[Extracted data entries]
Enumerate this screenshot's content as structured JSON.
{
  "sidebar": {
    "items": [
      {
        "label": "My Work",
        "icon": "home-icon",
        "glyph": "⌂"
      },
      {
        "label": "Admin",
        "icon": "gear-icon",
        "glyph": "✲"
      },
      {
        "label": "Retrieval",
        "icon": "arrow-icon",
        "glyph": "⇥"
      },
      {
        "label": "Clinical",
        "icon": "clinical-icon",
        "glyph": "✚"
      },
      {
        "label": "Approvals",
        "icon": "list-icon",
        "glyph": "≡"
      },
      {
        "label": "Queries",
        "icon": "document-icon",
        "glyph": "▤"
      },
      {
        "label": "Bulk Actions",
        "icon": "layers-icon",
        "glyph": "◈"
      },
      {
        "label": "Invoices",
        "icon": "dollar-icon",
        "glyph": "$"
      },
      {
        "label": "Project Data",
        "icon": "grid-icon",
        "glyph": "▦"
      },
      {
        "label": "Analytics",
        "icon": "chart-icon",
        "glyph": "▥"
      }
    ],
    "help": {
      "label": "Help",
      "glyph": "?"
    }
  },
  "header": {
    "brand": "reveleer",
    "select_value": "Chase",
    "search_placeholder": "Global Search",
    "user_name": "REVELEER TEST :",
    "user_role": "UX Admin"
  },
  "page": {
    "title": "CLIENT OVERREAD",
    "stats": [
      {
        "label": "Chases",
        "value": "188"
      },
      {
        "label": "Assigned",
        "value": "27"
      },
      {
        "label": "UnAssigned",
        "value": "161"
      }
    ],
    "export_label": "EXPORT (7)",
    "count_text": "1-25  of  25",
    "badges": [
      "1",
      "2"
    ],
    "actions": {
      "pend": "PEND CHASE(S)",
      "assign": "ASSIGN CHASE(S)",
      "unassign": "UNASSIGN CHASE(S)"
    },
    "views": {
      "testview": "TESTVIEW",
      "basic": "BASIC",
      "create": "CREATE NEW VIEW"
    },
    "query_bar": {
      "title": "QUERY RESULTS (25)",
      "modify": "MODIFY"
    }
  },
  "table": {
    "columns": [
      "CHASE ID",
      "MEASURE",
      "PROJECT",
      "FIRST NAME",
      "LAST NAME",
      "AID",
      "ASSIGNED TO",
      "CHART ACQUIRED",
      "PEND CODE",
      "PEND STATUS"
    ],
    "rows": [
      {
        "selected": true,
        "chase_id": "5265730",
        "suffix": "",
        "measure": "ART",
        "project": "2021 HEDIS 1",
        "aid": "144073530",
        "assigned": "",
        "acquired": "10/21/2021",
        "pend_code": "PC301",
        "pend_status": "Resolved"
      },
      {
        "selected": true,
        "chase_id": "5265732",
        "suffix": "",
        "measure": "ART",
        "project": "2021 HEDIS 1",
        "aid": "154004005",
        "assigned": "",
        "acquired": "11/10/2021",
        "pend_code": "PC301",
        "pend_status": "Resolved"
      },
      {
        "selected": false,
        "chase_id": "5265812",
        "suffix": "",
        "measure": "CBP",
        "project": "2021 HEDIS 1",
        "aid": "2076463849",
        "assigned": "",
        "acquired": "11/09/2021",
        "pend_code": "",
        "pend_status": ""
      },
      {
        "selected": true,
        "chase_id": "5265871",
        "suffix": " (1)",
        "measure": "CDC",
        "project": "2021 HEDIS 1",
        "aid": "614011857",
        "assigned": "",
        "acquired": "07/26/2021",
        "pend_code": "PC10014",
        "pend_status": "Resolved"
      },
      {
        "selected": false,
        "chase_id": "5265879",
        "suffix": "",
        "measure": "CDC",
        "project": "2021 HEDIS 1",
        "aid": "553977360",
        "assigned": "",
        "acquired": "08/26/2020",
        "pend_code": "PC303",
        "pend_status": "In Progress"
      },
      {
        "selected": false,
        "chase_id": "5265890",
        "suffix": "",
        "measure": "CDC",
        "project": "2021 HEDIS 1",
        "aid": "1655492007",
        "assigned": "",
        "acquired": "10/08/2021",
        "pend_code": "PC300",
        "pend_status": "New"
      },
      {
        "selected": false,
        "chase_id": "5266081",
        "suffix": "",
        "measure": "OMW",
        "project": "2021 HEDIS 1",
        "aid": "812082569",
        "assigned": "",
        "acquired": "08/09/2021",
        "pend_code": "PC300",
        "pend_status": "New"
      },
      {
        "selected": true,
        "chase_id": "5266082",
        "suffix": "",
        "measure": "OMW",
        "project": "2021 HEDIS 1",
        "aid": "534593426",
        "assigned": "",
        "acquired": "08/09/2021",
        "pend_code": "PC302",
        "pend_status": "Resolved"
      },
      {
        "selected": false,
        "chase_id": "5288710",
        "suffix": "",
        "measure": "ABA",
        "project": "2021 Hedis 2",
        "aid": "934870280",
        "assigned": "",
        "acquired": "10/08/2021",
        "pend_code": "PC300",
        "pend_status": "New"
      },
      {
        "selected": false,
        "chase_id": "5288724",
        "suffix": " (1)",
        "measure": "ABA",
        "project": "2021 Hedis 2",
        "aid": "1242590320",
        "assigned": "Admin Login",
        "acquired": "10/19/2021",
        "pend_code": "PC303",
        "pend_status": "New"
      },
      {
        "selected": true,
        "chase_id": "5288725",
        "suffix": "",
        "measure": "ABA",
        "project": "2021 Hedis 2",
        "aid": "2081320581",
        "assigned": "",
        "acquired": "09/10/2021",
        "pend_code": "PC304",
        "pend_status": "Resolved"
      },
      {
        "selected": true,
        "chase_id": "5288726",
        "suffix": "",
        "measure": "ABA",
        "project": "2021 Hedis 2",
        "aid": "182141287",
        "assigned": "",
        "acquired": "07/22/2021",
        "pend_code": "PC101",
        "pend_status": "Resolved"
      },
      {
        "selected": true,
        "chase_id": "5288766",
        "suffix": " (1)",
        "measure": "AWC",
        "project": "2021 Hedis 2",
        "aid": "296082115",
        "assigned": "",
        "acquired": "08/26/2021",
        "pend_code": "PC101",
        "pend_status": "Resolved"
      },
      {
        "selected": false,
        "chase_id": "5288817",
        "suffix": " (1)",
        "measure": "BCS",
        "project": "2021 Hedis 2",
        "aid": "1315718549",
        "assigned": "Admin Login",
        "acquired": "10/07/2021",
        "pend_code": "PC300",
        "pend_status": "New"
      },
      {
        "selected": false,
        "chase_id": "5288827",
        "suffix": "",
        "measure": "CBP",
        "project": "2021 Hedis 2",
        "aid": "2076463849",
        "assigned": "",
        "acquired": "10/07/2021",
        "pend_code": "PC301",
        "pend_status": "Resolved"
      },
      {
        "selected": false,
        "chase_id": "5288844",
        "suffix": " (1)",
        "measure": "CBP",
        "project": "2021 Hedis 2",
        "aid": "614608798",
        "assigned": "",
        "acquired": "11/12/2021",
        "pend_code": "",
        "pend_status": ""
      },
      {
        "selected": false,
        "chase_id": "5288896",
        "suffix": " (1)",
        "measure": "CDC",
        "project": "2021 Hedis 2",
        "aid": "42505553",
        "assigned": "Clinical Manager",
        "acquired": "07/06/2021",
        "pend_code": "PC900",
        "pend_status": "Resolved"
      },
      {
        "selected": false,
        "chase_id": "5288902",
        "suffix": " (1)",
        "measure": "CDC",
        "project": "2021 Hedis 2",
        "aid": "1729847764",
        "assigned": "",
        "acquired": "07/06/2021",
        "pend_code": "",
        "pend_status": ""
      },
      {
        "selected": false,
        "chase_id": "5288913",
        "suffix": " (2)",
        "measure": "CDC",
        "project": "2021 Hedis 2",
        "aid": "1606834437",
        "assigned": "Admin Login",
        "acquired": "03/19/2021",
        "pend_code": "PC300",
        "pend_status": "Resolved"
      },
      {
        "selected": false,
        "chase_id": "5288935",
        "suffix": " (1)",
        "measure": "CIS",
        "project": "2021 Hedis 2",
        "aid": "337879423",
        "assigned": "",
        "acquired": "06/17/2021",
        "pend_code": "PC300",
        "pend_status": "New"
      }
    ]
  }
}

> [Direction]:
Scan the listing above. Collect all lines with the word "icon".

> [Final result]:
        "icon": "home-icon",
        "icon": "gear-icon",
        "icon": "arrow-icon",
        "icon": "clinical-icon",
        "icon": "list-icon",
        "icon": "document-icon",
        "icon": "layers-icon",
        "icon": "dollar-icon",
        "icon": "grid-icon",
        "icon": "chart-icon",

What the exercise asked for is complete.